Start

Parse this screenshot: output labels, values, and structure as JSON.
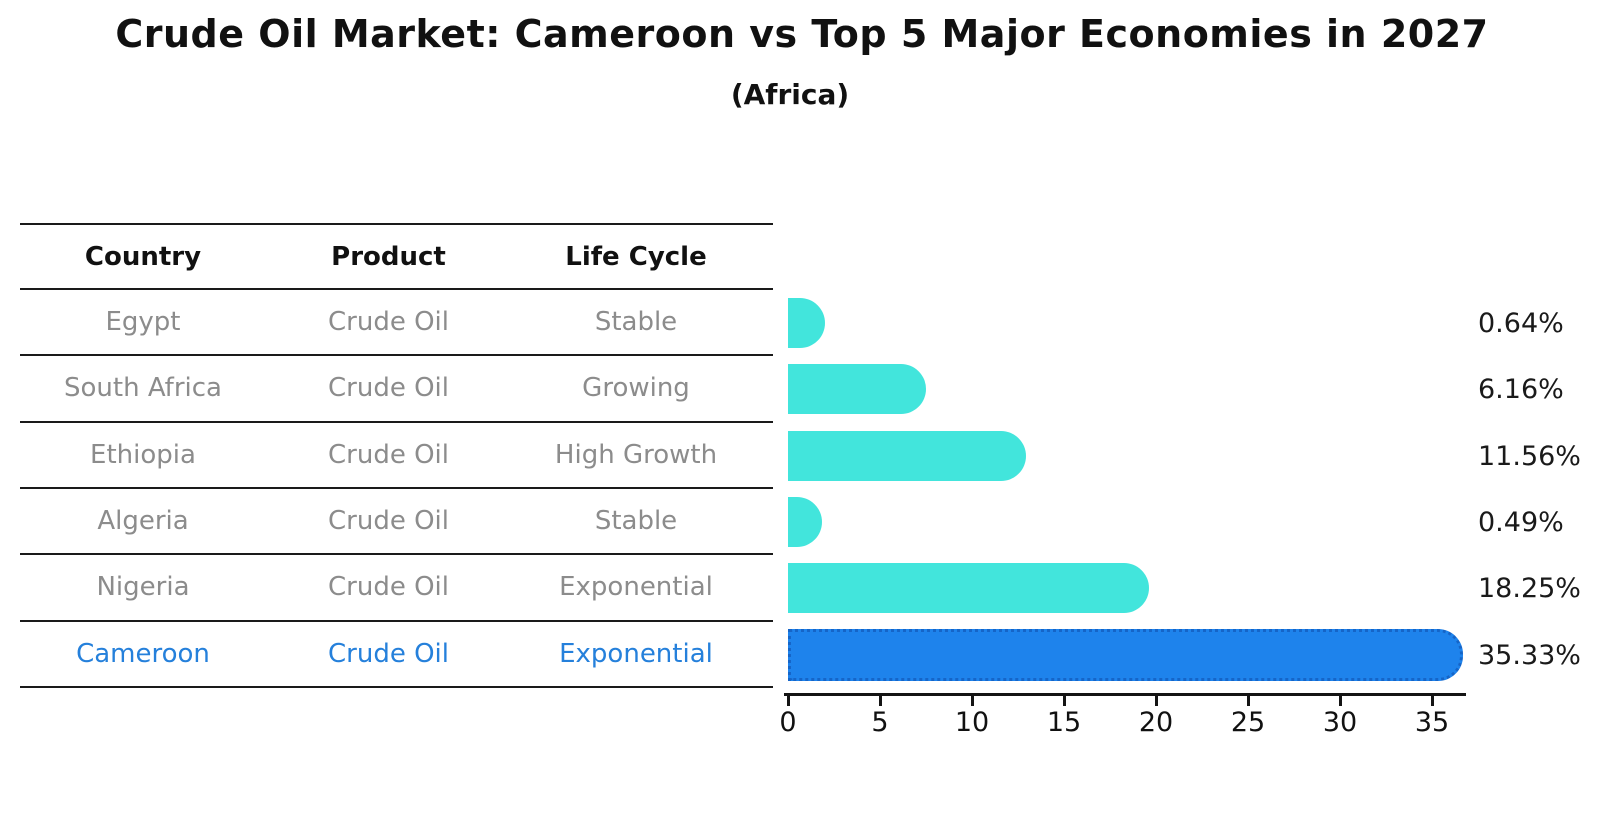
{
  "header": {
    "title": "Crude Oil Market: Cameroon vs Top 5 Major Economies in 2027",
    "subtitle": "(Africa)"
  },
  "table": {
    "columns": [
      "Country",
      "Product",
      "Life Cycle"
    ],
    "rows": [
      {
        "country": "Egypt",
        "product": "Crude Oil",
        "life_cycle": "Stable",
        "highlight": false
      },
      {
        "country": "South Africa",
        "product": "Crude Oil",
        "life_cycle": "Growing",
        "highlight": false
      },
      {
        "country": "Ethiopia",
        "product": "Crude Oil",
        "life_cycle": "High Growth",
        "highlight": false
      },
      {
        "country": "Algeria",
        "product": "Crude Oil",
        "life_cycle": "Stable",
        "highlight": false
      },
      {
        "country": "Nigeria",
        "product": "Crude Oil",
        "life_cycle": "Exponential",
        "highlight": false
      },
      {
        "country": "Cameroon",
        "product": "Crude Oil",
        "life_cycle": "Exponential",
        "highlight": true
      }
    ]
  },
  "chart_data": {
    "type": "bar",
    "orientation": "horizontal",
    "title": "Crude Oil Market: Cameroon vs Top 5 Major Economies in 2027",
    "subtitle": "(Africa)",
    "categories": [
      "Egypt",
      "South Africa",
      "Ethiopia",
      "Algeria",
      "Nigeria",
      "Cameroon"
    ],
    "values": [
      0.64,
      6.16,
      11.56,
      0.49,
      18.25,
      35.33
    ],
    "value_labels": [
      "0.64%",
      "6.16%",
      "11.56%",
      "0.49%",
      "18.25%",
      "35.33%"
    ],
    "xlabel": "",
    "ylabel": "",
    "xlim": [
      0,
      37
    ],
    "x_ticks": [
      "0",
      "5",
      "10",
      "15",
      "20",
      "25",
      "30",
      "35"
    ],
    "grid": false,
    "legend": "none",
    "bar_color": "#42e5dc",
    "highlight_color": "#1e83ec",
    "highlight_border_color": "#1565c8",
    "highlight_index": 5
  },
  "colors": {
    "row_text": "#8c8c8c",
    "highlight_text": "#2580db",
    "line": "#1a1a1a"
  }
}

End

■ **Short exercise**
Find the word "Cameroon" in the data and show each line that holds it.

■ **Task output**
    "title": "Crude Oil Market: Cameroon vs Top 5 Major Economies in 2027",
        "country": "Cameroon",
    "title": "Crude Oil Market: Cameroon vs Top 5 Major Economies in 2027",
      "Cameroon"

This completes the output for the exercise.